Tugas yang Dikerjakan> Bisakah Anda melanjutkan teks tentang surfaktan, mulai tepat setelah kalimat terakhirnya?

Teks Sumber>
============

Jumat, 30 Maret 2012

Kimia Permukaan: Surfaktan



2.1       Surfaktan
Surfaktan merupakan bahan aktif permukaan. Surfaktan ini memiliki gugus hidrofilik dan gugus hidrofobik sehingga dapat mempersatukan campuran yang terdiri dari air dan minyak. Aktifitas surfaktan diperoleh karena sifat ganda dari molekulnya. Molekul surfaktan memiliki bagian polar yang suka akan air (hidrofilik) dan bagian non polar yang suka akan minyak/lemak (hidrofobik). Bagian polar molekul surfaktan dapat bermuatan positif, negatif atau netral. Sifat rangkap ini yang menyebabkan surfaktan dapat diadsorbsi pada antar muka udara-air, minyak-air dan zat padat-air, membentuk lapisan tunggal dimana gugus hidrofilik berada pada fase air dan rantai hidrokarbon ke udara, dalam kontak dengan zat padat ataupun terendam dalam fase minyak. Umumnya bagian non polar (hidrofobik) adalah merupakan rantai alkil yang panjang ”ekor”, sementara bagian yang polar (hidrofilik) mengandung gugus hidroksil dan nampak sebagai “kepala” surfaktan. Representasi surfaktan ditunjukan paga Gambar 1 di bawah ini.

Gambar 2. Representasi struktur surfaktan
 Gugus hidrofilik pada surfaktan bersifat polar dan mudah bersenyawa dengan air, sedangkan gugus hidrofobik bersifat non polar dan mudah bersenyawa dengan minyak. Pada suatu molekul surfaktan, salah satu gugus harus lebih dominan jumlahnya. Molekul-molekul surfaktan akan diadsorpsi lebih kuat oleh air dibandingkan dengan minyak apabila gugus polarnya yang lebih dominan. Hal ini menyebabkan tegangan permukaan air menjadi lebih rendah sehingga mudah menyebar dan menjadi fase kontinyu. Sebaliknya, apabila gugus non polarnya lebih dominan, maka molekul-molekul surfaktan tersebut akan diadsorpsi lebih kuat oleh minyak dibandingkan dengan air. Akibatnya tegangan permukaan minyak menjadi lebih rendah sehingga mudah menyebar dan menjadi fase kontinyu.
Penambahan surfaktan dalam larutan akan menyebabkan turunnya tegangan permukaan larutan. Setelah mencapai konsentrasi tertentu, tegangan permukaan akan konstan walaupun konsentrasi surfaktan ditingkatkan. Bila surfaktan ditambahkan melebihi konsentrasi ini maka surfaktan mengagregasi membentuk misel. Konsentrasi terbentuknya misel ini disebut critical micelle concentration (cmc). Tegangan permukaan akan menurun hingga cmc tercapai. Setelah cmc tercapai, tegangan permukaan akan konstan yang menunjukkan bahwa antar muka menjadi jenuh dan terbentuk misel yang berada dalam keseimbangan dinamis dengan monomernya.

============

Informasi yang Diberikan>
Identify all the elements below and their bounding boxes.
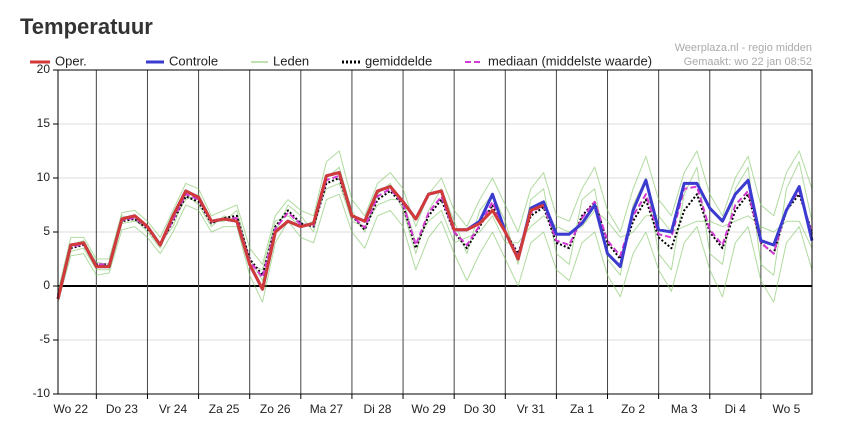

============

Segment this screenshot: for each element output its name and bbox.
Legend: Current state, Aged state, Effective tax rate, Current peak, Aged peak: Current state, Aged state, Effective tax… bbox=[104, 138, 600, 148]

============

Jawaban>
Pada konsentrasi kritik misel terjadi penggumpalan atau agregasi dari molekul-molekul surfaktan membentuk misel. Misel biasanya terdiri dari 50 sampai 100 molekul asam lemak dari sabun Sifat-sifat koloid dari larutan elektrolit natrium dedosil sulfat dapat dilihat pada Gambar 2.

 Gambar 2 Sifat koloid pada natrium dodesil sulfat

Ada beberapa faktor yang mempengaruhi nilai cmc, untuk deret homolog surfaktan rantai hidrokarbon, nilai cmc bertambah 2x dengan berkurangnya satu atom C dalam rantai. Gugus aromatik dalam rantai hidrokarbon akan memperbesar nilai cmc dan juga memperbesar kelarutan. Adanya garam menurunkan nilai cmc surfaktan ion. Penurunan cmc hanya bergantung pada konsentrasi ion lawan, yaitu makin besar konsentrasinya makin turun cmc-nya.Secara umum misel dibedakan menjadi dua, yaitu: struktur lamelar dan sterik seperti telihat pada  Gambar 3.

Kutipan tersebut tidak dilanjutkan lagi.